*** PROVIDED ENTRIES ***

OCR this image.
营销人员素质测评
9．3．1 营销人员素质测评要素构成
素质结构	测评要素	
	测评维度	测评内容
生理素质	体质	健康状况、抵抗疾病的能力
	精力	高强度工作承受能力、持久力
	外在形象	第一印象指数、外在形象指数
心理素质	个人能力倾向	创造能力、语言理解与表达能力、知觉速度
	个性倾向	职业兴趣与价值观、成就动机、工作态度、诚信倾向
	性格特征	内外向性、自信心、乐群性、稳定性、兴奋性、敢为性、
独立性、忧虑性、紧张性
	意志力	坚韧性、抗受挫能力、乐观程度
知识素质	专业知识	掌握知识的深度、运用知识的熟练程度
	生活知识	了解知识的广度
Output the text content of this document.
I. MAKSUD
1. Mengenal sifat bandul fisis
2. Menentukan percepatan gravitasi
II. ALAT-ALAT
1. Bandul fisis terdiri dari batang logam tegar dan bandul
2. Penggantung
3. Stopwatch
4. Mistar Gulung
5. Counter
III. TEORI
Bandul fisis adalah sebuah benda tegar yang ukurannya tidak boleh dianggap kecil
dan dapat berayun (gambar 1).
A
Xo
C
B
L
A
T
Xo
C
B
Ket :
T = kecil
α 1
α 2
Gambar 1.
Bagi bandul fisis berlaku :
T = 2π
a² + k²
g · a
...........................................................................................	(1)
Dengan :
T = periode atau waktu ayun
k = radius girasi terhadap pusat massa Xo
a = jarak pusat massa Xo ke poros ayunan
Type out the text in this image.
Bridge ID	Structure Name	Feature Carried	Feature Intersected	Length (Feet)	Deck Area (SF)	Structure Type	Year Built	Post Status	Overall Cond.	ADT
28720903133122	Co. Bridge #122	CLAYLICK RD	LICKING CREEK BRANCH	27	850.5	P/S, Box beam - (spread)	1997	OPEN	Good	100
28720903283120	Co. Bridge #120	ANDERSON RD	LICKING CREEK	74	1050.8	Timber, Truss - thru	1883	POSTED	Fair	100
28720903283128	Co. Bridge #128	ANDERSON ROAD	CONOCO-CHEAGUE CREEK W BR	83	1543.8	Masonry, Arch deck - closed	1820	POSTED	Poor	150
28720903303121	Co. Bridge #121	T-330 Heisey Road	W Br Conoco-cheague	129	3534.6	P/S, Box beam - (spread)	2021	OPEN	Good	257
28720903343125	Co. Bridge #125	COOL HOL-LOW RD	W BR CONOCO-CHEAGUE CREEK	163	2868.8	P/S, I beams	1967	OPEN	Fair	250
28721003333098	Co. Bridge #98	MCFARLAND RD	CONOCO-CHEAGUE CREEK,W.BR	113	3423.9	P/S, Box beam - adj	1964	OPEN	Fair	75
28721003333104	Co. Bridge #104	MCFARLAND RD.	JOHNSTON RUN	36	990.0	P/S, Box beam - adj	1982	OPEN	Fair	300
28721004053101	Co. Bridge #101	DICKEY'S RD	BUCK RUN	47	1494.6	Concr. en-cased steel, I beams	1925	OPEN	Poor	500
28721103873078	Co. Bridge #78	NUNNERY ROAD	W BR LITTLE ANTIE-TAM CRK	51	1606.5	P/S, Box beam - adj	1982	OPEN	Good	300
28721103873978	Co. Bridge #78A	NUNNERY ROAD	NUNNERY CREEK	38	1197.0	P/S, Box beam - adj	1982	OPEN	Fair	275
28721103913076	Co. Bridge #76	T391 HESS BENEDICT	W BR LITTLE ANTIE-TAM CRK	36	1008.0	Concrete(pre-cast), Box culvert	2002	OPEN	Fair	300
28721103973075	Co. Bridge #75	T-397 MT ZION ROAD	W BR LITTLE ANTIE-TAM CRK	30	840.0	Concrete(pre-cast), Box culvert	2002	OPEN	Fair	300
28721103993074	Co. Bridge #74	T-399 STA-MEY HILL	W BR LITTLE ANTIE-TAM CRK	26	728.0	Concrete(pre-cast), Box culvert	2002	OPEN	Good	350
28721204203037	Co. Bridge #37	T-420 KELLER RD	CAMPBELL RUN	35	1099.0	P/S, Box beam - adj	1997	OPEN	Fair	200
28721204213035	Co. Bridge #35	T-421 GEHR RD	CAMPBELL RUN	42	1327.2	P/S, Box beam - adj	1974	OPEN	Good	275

***

◆ CHALLENGE
Copy every line of the entries above in which "culvert" occurs.

◆ TASK RESULT
28721103913076	Co. Bridge #76	T391 HESS BENEDICT	W BR LITTLE ANTIE-TAM CRK	36	1008.0	Concrete(pre-cast), Box culvert	2002	OPEN	Fair	300
28721103973075	Co. Bridge #75	T-397 MT ZION ROAD	W BR LITTLE ANTIE-TAM CRK	30	840.0	Concrete(pre-cast), Box culvert	2002	OPEN	Fair	300
28721103993074	Co. Bridge #74	T-399 STA-MEY HILL	W BR LITTLE ANTIE-TAM CRK	26	728.0	Concrete(pre-cast), Box culvert	2002	OPEN	Good	350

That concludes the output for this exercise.